- Goal of the exercise
Copy out the data exactly, from the line holding "watermark-smudge — [812, 1290, 864, 1302]" through the line holding "409, 425, 500]", both included.

- Data extract
━━━━━━━━━━━━━━━━━━━━━━━━━━━━━━

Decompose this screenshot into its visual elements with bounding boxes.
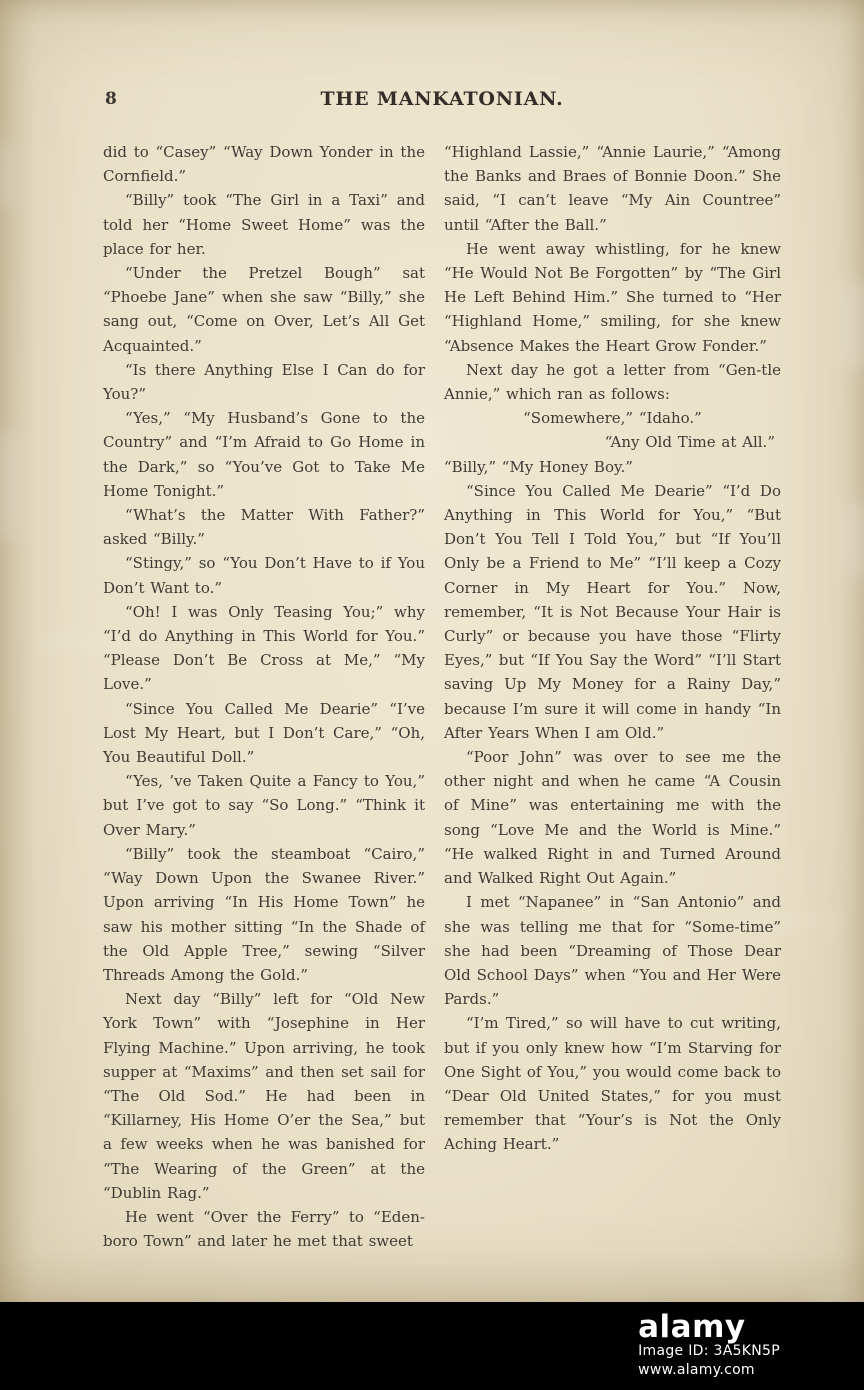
watermark-smudge — [812, 1290, 864, 1302]
paragraph: “Poor John” was over to see me the other night and when he came “A Cousin of Mine” was entertaining me with the song “Love Me and the World is Mine.” “He walked Right in and Turned Around and Walked Right Out Again.” — [444, 748, 781, 888]
ghost-watermark: alamy — [728, 900, 844, 940]
paragraph: “Is there Anything Else I Can do for You?” — [103, 360, 425, 404]
paragraph: Next day “Billy” left for “Old New York Town” with “Josephine in Her Flying Machine.” Upon arriving, he took supper at “Maxims” and then set sail for “The Old Sod.” He had been in “Killarney, His Home O’er the Sea,” but a few weeks when he was banished for “The Wearing of the Green” at the “Dublin Rag.” — [103, 990, 425, 1202]
paragraph: “Billy,” “My Honey Boy.” — [444, 457, 633, 476]
paragraph: “Yes,” “My Husband’s Gone to the Country” and “I’m Afraid to Go Home in the Dark,” so “You’ve Got to Take Me Home Tonight.” — [103, 409, 425, 500]
paragraph: “Highland Lassie,” “Annie Laurie,” “Among the Banks and Braes of Bonnie Doon.” She said, “I can’t leave “My Ain Countree” until “After the Ball.” — [444, 143, 781, 234]
watermark-smudge — [0, 140, 12, 210]
paragraph: Next day he got a letter from “Gen-tle Annie,” which ran as follows: — [444, 360, 781, 404]
paragraph: did to “Casey” “Way Down Yonder in the Cornfield.” — [103, 143, 425, 186]
paragraph: “Stingy,” so “You Don’t Have to if You Don’t Want to.” — [103, 554, 425, 597]
paragraph: “Since You Called Me Dearie” “I’ve Lost My Heart, but I Don’t Care,” “Oh, You Beautiful Doll.” — [103, 699, 425, 767]
page-content — [103, 86, 781, 1253]
paragraph: “Oh! I was Only Teasing You;” why “I’d do Anything in This World for You.” “Please Don’t Be Cross at Me,” “My Love.” — [103, 602, 425, 694]
image-id-text: Image ID: 3A5KN5P — [638, 1343, 780, 1359]
paragraph: “I’m Tired,” so will have to cut writing, but if you only knew how “I’m Starving for One Sight of You,” you would come back to “Dear Old United States,” for you must remember that “Your’s is Not the Only Aching Heart.” — [444, 1014, 781, 1154]
page-title: THE MANKATONIAN. — [320, 88, 564, 110]
alamy-info-block — [638, 1309, 780, 1380]
paragraph: “Under the Pretzel Bough” sat “Phoebe Jane” when she saw “Billy,” she sang out, “Come on Over, Let’s All Get Acquainted.” — [103, 264, 425, 355]
paragraph: He went “Over the Ferry” to “Eden-boro Town” and later he met that sweet — [103, 1207, 425, 1251]
paragraph: “Any Old Time at All.” — [604, 433, 775, 452]
alamy-url-text: www.alamy.com — [638, 1362, 755, 1378]
paragraph: “Somewhere,” “Idaho.” — [523, 409, 702, 428]
left-column — [103, 140, 425, 1253]
paragraph: “Since You Called Me Dearie” “I’d Do Anything in This World for You,” “But Don’t You Tell I Told You,” but “If You’ll Only be a Friend to Me” “I’ll keep a Cozy Corner in My Heart for You.” Now, remember, “It is Not Because Your Hair is Curly” or because you have those “Flirty Eyes,” but “If You Say the Word” “I’ll Start saving Up My Money for a Rainy Day,” because I’m sure it will come in handy “In After Years When I am Old.” — [444, 481, 781, 742]
paragraph: “Yes, ’ve Taken Quite a Fancy to You,” but I’ve got to say “So Long.” “Think it Over Mary.” — [103, 772, 425, 839]
watermark-smudge — [844, 280, 864, 370]
paragraph: “Billy” took the steamboat “Cairo,” “Way Down Upon the Swanee River.” Upon arriving “In His Home Town” he saw his mother sitting “In the Shade of the Old Apple Tree,” sewing “Silver Threads Among the Gold.” — [103, 844, 425, 984]
alamy-logo: alamy — [638, 1309, 746, 1345]
alamy-watermark-bar — [0, 1302, 864, 1390]
paragraph: He went away whistling, for he knew “He Would Not Be Forgotten” by “The Girl He Left Behind Him.” She turned to “Her “Highland Home,” smiling, for she knew “Absence Makes the Heart Grow Fonder.” — [444, 239, 781, 355]
page-header — [103, 86, 781, 116]
paragraph: I met “Napanee” in “San Antonio” and she was telling me that for “Some-time” she had been “Dreaming of Those Dear Old School Days” when “You and Her Were Pards.” — [444, 893, 781, 1009]
right-column — [444, 140, 781, 1253]
paragraph: “What’s the Matter With Father?” asked “Billy.” — [103, 506, 425, 549]
page-number: 8 — [105, 89, 117, 109]
paragraph: “Billy” took “The Girl in a Taxi” and told her “Home Sweet Home” was the place for her. — [103, 191, 425, 258]
ghost-watermark: alamy — [40, 620, 156, 660]
watermark-smudge — [846, 500, 864, 580]
text-columns — [103, 140, 781, 1253]
watermark-smudge — [0, 430, 18, 540]
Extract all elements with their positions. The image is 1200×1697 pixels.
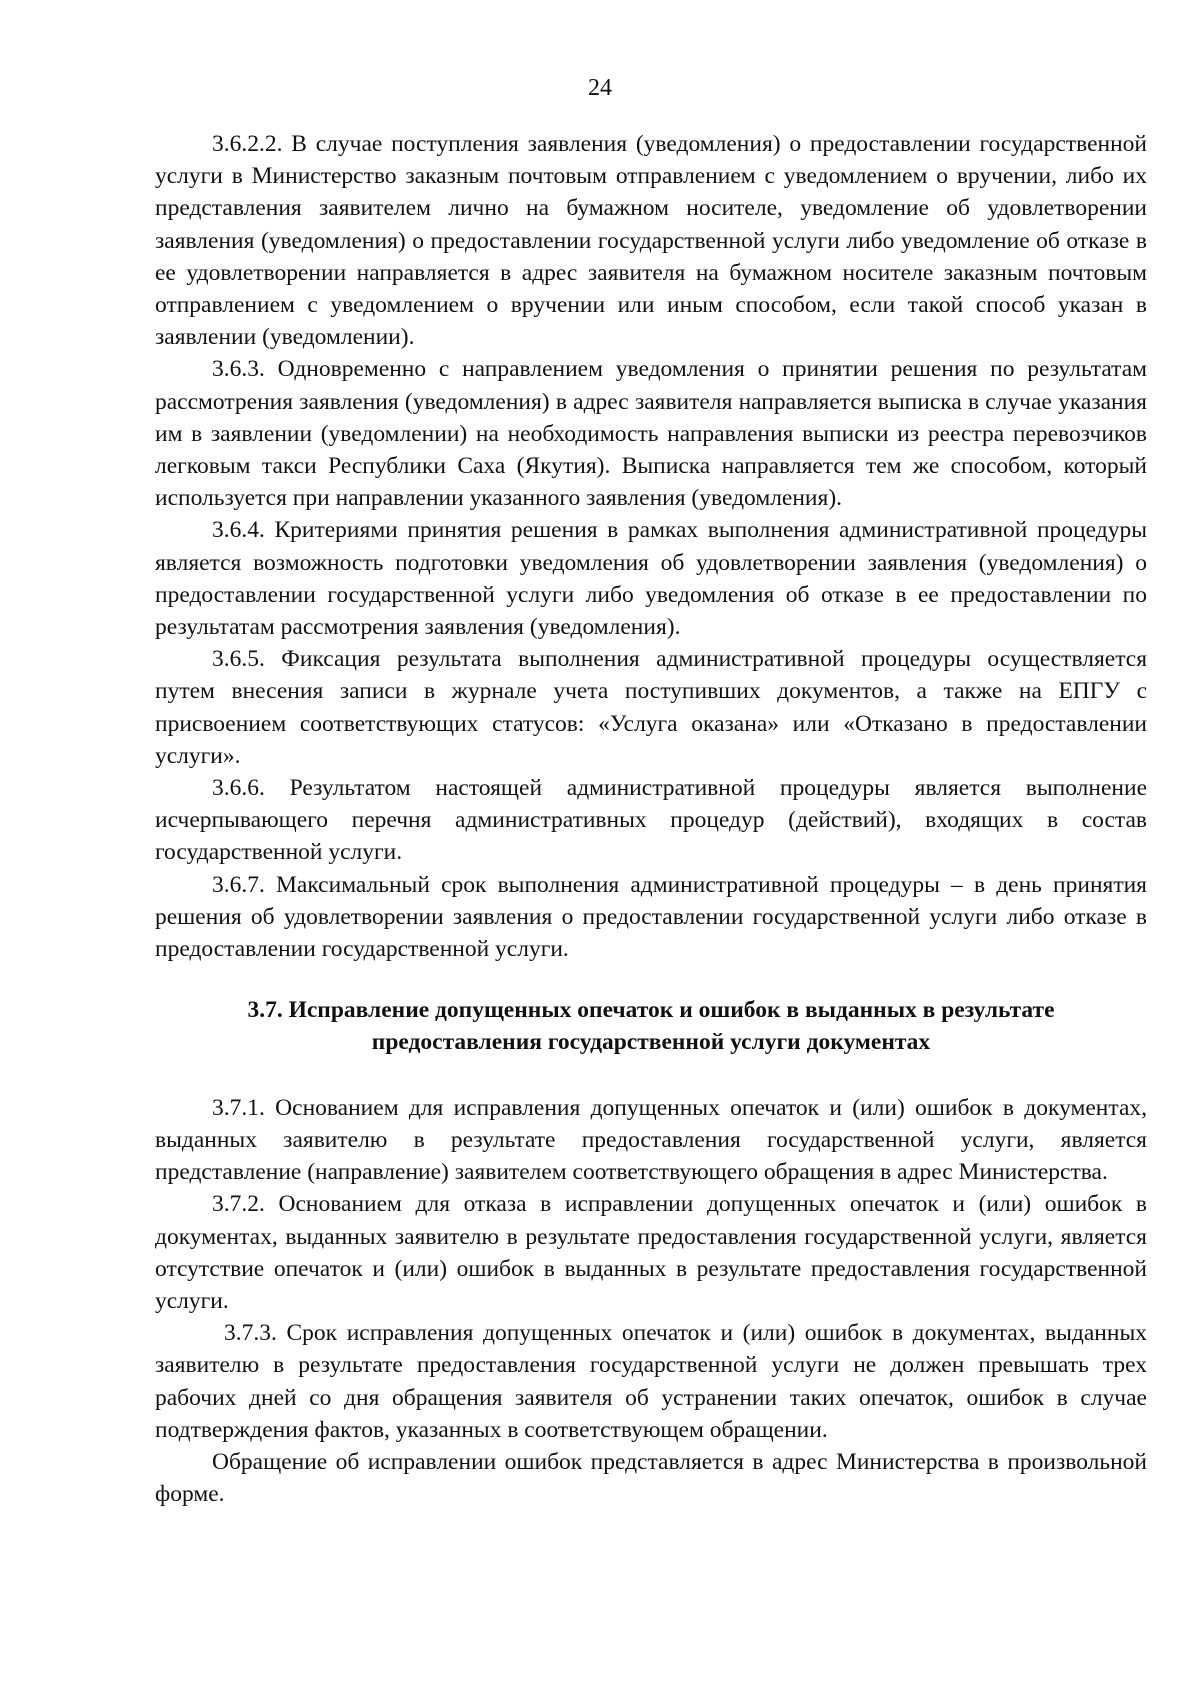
paragraph-3-7-2: 3.7.2. Основанием для отказа в исправлении допущенных опечаток и (или) ошибок в документах, выданных заявителю в результате предоставления государственной услуги, является отсутствие опечаток и (или) ошибок в выданных в результате предоставления государственной услуги. — [155, 1191, 1147, 1314]
paragraph-3-6-4: 3.6.4. Критериями принятия решения в рамках выполнения административной процедуры является возможность подготовки уведомления об удовлетворении заявления (уведомления) о предоставлении государственной услуги либо уведомления об отказе в ее предоставлении по результатам рассмотрения заявления (уведомления). — [155, 517, 1147, 641]
spacer — [155, 965, 1147, 994]
paragraph-3-6-2-2: 3.6.2.2. В случае поступления заявления (уведомления) о предоставлении государственной услуги в Министерство заказным почтовым отправлением с уведомлением о вручении, либо их представления заявителем лично на бумажном носителе, уведомление об удовлетворении заявления (уведомления) о предоставлении государственной услуги либо уведомление об отказе в ее удовлетворении направляется в адрес заявителя на бумажном носителе заказным почтовым отправлением с уведомлением о вручении или иным способом, если такой способ указан в заявлении (уведомлении). — [155, 131, 1147, 351]
paragraph-3-6-5: 3.6.5. Фиксация результата выполнения административной процедуры осуществляется путем внесения записи в журнале учета поступивших документов, а также на ЕПГУ с присвоением соответствующих статусов: «Услуга оказана» или «Отказано в предоставлении услуги». — [155, 646, 1147, 769]
spacer — [155, 1059, 1147, 1092]
paragraph-3-6-3: 3.6.3. Одновременно с направлением уведомления о принятии решения по результатам рассмотрения заявления (уведомления) в адрес заявителя направляется выписка в случае указания им в заявлении (уведомлении) на необходимость направления выписки из реестра перевозчиков легковым такси Республики Саха (Якутия). Выписка направляется тем же способом, который используется при направлении указанного заявления (уведомления). — [155, 356, 1147, 512]
paragraph-3-7-1: 3.7.1. Основанием для исправления допущенных опечаток и (или) ошибок в документах, выданных заявителю в результате предоставления государственной услуги, является представление (направление) заявителем соответствующего обращения в адрес Министерства. — [155, 1094, 1147, 1186]
paragraph-3-7-3: 3.7.3. Срок исправления допущенных опечаток и (или) ошибок в документах, выданных заявителю в результате предоставления государственной услуги не должен превышать трех рабочих дней со дня обращения заявителя об устранении таких опечаток, ошибок в случае подтверждения фактов, указанных в соответствующем обращении. — [155, 1320, 1147, 1443]
paragraph-3-6-6: 3.6.6. Результатом настоящей административной процедуры является выполнение исчерпывающего перечня административных процедур (действий), входящих в состав государственной услуги. — [155, 775, 1147, 866]
section-heading-3-7: 3.7. Исправление допущенных опечаток и ошибок в выданных в результате предоставления государственной услуги документах — [247, 997, 1055, 1056]
paragraph-3-6-7: 3.6.7. Максимальный срок выполнения административной процедуры – в день принятия решения об удовлетворении заявления о предоставлении государственной услуги либо отказе в предоставлении государственной услуги. — [155, 871, 1147, 963]
paragraph-appeal-form: Обращение об исправлении ошибок представляется в адрес Министерства в произвольной форме. — [155, 1448, 1147, 1508]
document-body — [155, 128, 1147, 1510]
page-number: 24 — [588, 75, 612, 101]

━━━━━━━━━━━━━━━━━━━━━━━━━━━━━━

- Response below
watermark-smudge — [812, 1290, 864, 1302]
paragraph: “Poor John” was over to see me the other night and when he came “A Cousin of Mine” was entertaining me with the song “Love Me and the World is Mine.” “He walked Right in and Turned Around and Walked Right Out Again.” — [444, 748, 781, 888]
ghost-watermark: alamy — [728, 900, 844, 940]
paragraph: “Is there Anything Else I Can do for You?” — [103, 360, 425, 404]
paragraph: Next day “Billy” left for “Old New York Town” with “Josephine in Her Flying Machine.” Upon arriving, he took supper at “Maxims” and then set sail for “The Old Sod.” He had been in “Killarney, His Home O’er the Sea,” but a few weeks when he was banished for “The Wearing of the Green” at the “Dublin Rag.” — [103, 990, 425, 1202]
paragraph: “Billy,” “My Honey Boy.” — [444, 457, 633, 476]
paragraph: “Yes,” “My Husband’s Gone to the Country” and “I’m Afraid to Go Home in the Dark,” so “You’ve Got to Take Me Home Tonight.” — [103, 409, 425, 500]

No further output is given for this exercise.